-- Start of Stored data --
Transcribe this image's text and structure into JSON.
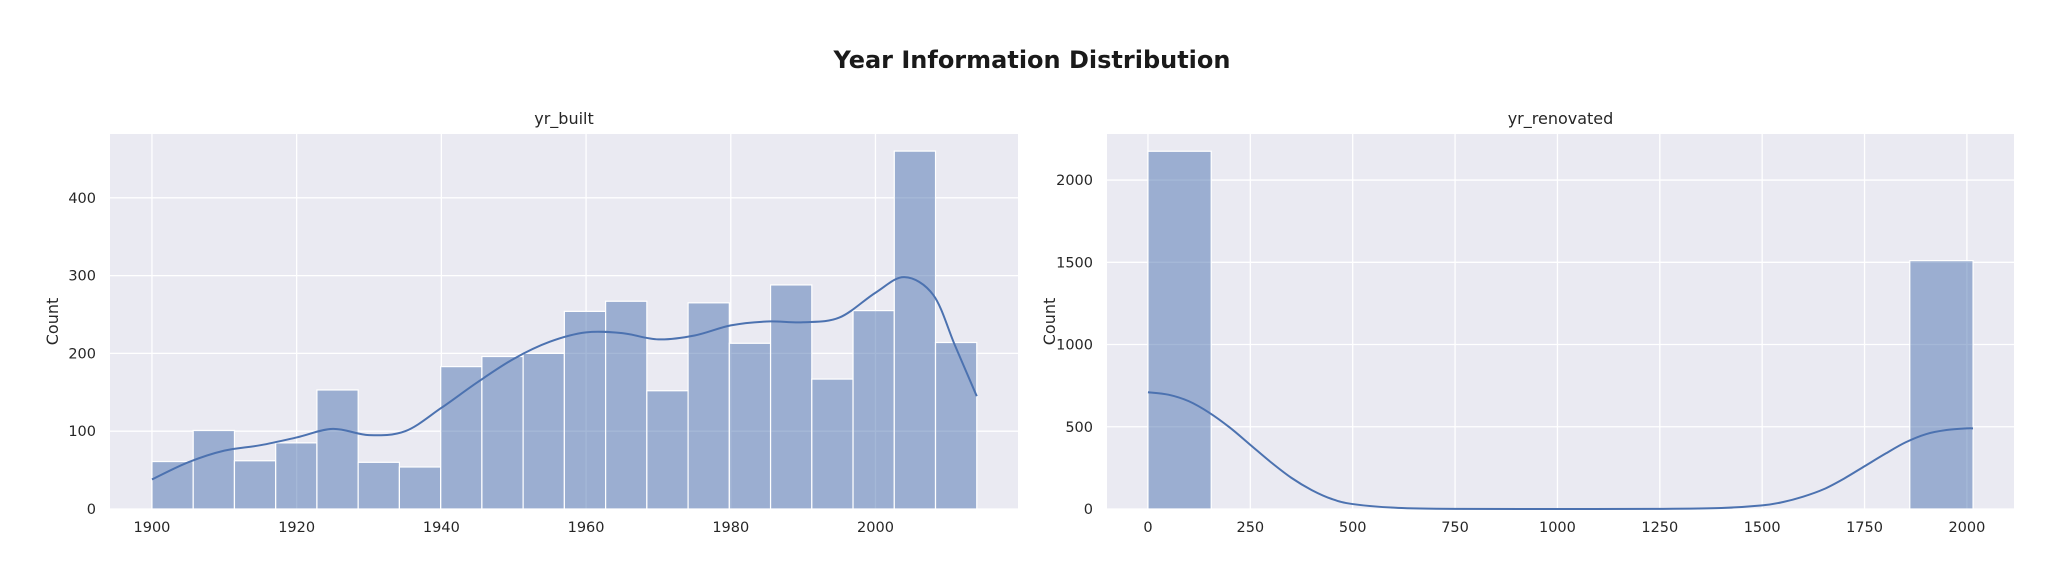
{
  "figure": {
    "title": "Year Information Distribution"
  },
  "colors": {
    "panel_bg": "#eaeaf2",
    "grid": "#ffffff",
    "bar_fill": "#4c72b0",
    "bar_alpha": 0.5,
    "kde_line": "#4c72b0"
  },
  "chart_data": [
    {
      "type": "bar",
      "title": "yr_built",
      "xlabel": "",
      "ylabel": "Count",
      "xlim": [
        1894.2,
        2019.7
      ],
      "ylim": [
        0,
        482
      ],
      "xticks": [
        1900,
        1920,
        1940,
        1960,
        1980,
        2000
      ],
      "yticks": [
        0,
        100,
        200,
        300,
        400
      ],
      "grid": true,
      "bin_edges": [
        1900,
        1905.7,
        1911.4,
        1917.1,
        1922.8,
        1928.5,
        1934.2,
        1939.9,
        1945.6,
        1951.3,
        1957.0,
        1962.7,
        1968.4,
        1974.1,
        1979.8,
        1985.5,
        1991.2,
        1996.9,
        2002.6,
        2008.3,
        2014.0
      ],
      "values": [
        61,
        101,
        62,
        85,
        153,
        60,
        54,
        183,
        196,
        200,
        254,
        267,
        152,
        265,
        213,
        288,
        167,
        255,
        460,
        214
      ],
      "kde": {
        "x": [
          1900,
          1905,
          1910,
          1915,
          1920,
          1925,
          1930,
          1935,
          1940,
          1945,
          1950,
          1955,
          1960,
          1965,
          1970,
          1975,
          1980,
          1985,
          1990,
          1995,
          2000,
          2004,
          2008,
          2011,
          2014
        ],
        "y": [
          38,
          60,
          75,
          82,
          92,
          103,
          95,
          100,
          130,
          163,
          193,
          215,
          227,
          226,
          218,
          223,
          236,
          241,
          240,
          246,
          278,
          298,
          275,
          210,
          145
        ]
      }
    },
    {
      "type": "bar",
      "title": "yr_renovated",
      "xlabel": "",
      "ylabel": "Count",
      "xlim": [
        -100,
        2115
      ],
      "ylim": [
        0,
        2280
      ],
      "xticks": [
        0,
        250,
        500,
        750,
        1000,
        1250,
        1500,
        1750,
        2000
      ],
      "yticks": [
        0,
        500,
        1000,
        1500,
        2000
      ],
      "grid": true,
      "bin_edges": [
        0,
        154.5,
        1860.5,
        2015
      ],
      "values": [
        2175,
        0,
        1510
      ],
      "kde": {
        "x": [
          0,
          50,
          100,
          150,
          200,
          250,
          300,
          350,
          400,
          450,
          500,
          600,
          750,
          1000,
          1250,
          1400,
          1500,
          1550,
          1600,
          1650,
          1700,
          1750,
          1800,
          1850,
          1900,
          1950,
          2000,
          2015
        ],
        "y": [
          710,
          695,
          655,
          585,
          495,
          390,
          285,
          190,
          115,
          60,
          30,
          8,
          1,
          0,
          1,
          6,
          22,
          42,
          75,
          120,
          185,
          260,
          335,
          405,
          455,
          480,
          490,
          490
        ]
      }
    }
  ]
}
-- End of Stored data --
Request: Leave the pictures out and print the records above exactly as they stand.

Complete response:
Transcribe this image's text and structure into JSON.
{
  "figure": {
    "title": "Year Information Distribution"
  },
  "colors": {
    "panel_bg": "#eaeaf2",
    "grid": "#ffffff",
    "bar_fill": "#4c72b0",
    "bar_alpha": 0.5,
    "kde_line": "#4c72b0"
  },
  "chart_data": [
    {
      "type": "bar",
      "title": "yr_built",
      "xlabel": "",
      "ylabel": "Count",
      "xlim": [
        1894.2,
        2019.7
      ],
      "ylim": [
        0,
        482
      ],
      "xticks": [
        1900,
        1920,
        1940,
        1960,
        1980,
        2000
      ],
      "yticks": [
        0,
        100,
        200,
        300,
        400
      ],
      "grid": true,
      "bin_edges": [
        1900,
        1905.7,
        1911.4,
        1917.1,
        1922.8,
        1928.5,
        1934.2,
        1939.9,
        1945.6,
        1951.3,
        1957.0,
        1962.7,
        1968.4,
        1974.1,
        1979.8,
        1985.5,
        1991.2,
        1996.9,
        2002.6,
        2008.3,
        2014.0
      ],
      "values": [
        61,
        101,
        62,
        85,
        153,
        60,
        54,
        183,
        196,
        200,
        254,
        267,
        152,
        265,
        213,
        288,
        167,
        255,
        460,
        214
      ],
      "kde": {
        "x": [
          1900,
          1905,
          1910,
          1915,
          1920,
          1925,
          1930,
          1935,
          1940,
          1945,
          1950,
          1955,
          1960,
          1965,
          1970,
          1975,
          1980,
          1985,
          1990,
          1995,
          2000,
          2004,
          2008,
          2011,
          2014
        ],
        "y": [
          38,
          60,
          75,
          82,
          92,
          103,
          95,
          100,
          130,
          163,
          193,
          215,
          227,
          226,
          218,
          223,
          236,
          241,
          240,
          246,
          278,
          298,
          275,
          210,
          145
        ]
      }
    },
    {
      "type": "bar",
      "title": "yr_renovated",
      "xlabel": "",
      "ylabel": "Count",
      "xlim": [
        -100,
        2115
      ],
      "ylim": [
        0,
        2280
      ],
      "xticks": [
        0,
        250,
        500,
        750,
        1000,
        1250,
        1500,
        1750,
        2000
      ],
      "yticks": [
        0,
        500,
        1000,
        1500,
        2000
      ],
      "grid": true,
      "bin_edges": [
        0,
        154.5,
        1860.5,
        2015
      ],
      "values": [
        2175,
        0,
        1510
      ],
      "kde": {
        "x": [
          0,
          50,
          100,
          150,
          200,
          250,
          300,
          350,
          400,
          450,
          500,
          600,
          750,
          1000,
          1250,
          1400,
          1500,
          1550,
          1600,
          1650,
          1700,
          1750,
          1800,
          1850,
          1900,
          1950,
          2000,
          2015
        ],
        "y": [
          710,
          695,
          655,
          585,
          495,
          390,
          285,
          190,
          115,
          60,
          30,
          8,
          1,
          0,
          1,
          6,
          22,
          42,
          75,
          120,
          185,
          260,
          335,
          405,
          455,
          480,
          490,
          490
        ]
      }
    }
  ]
}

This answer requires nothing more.